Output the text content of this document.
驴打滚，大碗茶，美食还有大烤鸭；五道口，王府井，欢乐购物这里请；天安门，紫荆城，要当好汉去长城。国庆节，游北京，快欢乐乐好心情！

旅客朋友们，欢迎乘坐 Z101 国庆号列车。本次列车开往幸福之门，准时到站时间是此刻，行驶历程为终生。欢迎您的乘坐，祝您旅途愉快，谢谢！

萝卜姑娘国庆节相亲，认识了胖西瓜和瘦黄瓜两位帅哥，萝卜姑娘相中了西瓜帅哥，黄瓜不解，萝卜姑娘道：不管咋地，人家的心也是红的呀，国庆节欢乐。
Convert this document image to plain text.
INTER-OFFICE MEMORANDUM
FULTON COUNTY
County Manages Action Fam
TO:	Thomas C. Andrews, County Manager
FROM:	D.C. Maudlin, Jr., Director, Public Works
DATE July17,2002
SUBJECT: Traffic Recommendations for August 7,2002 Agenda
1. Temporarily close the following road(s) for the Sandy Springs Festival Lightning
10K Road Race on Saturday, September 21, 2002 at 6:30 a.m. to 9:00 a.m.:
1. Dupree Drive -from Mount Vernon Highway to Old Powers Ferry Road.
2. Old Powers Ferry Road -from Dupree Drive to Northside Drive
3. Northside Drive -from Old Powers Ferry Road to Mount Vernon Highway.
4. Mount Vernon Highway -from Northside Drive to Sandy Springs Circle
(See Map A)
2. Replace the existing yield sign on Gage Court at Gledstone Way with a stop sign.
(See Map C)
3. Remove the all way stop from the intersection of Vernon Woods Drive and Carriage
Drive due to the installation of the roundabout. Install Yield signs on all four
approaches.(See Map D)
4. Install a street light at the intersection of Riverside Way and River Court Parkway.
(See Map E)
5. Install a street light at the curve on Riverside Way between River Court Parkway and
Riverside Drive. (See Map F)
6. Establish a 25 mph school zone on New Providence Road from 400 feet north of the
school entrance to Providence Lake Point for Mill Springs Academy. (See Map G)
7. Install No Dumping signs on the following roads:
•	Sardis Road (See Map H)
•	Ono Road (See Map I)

**Problem to solve:** Your task is to retype all of the records exactly.

**Exercise answer:**
Output the text content of this document.
驴打滚，大碗茶，美食还有大烤鸭；五道口，王府井，欢乐购物这里请；天安门，紫荆城，要当好汉去长城。国庆节，游北京，快欢乐乐好心情！

旅客朋友们，欢迎乘坐 Z101 国庆号列车。本次列车开往幸福之门，准时到站时间是此刻，行驶历程为终生。欢迎您的乘坐，祝您旅途愉快，谢谢！

萝卜姑娘国庆节相亲，认识了胖西瓜和瘦黄瓜两位帅哥，萝卜姑娘相中了西瓜帅哥，黄瓜不解，萝卜姑娘道：不管咋地，人家的心也是红的呀，国庆节欢乐。
Convert this document image to plain text.
INTER-OFFICE MEMORANDUM
FULTON COUNTY
County Manages Action Fam
TO:	Thomas C. Andrews, County Manager
FROM:	D.C. Maudlin, Jr., Director, Public Works
DATE July17,2002
SUBJECT: Traffic Recommendations for August 7,2002 Agenda
1. Temporarily close the following road(s) for the Sandy Springs Festival Lightning
10K Road Race on Saturday, September 21, 2002 at 6:30 a.m. to 9:00 a.m.:
1. Dupree Drive -from Mount Vernon Highway to Old Powers Ferry Road.
2. Old Powers Ferry Road -from Dupree Drive to Northside Drive
3. Northside Drive -from Old Powers Ferry Road to Mount Vernon Highway.
4. Mount Vernon Highway -from Northside Drive to Sandy Springs Circle
(See Map A)
2. Replace the existing yield sign on Gage Court at Gledstone Way with a stop sign.
(See Map C)
3. Remove the all way stop from the intersection of Vernon Woods Drive and Carriage
Drive due to the installation of the roundabout. Install Yield signs on all four
approaches.(See Map D)
4. Install a street light at the intersection of Riverside Way and River Court Parkway.
(See Map E)
5. Install a street light at the curve on Riverside Way between River Court Parkway and
Riverside Drive. (See Map F)
6. Establish a 25 mph school zone on New Providence Road from 400 feet north of the
school entrance to Providence Lake Point for Mill Springs Academy. (See Map G)
7. Install No Dumping signs on the following roads:
•	Sardis Road (See Map H)
•	Ono Road (See Map I)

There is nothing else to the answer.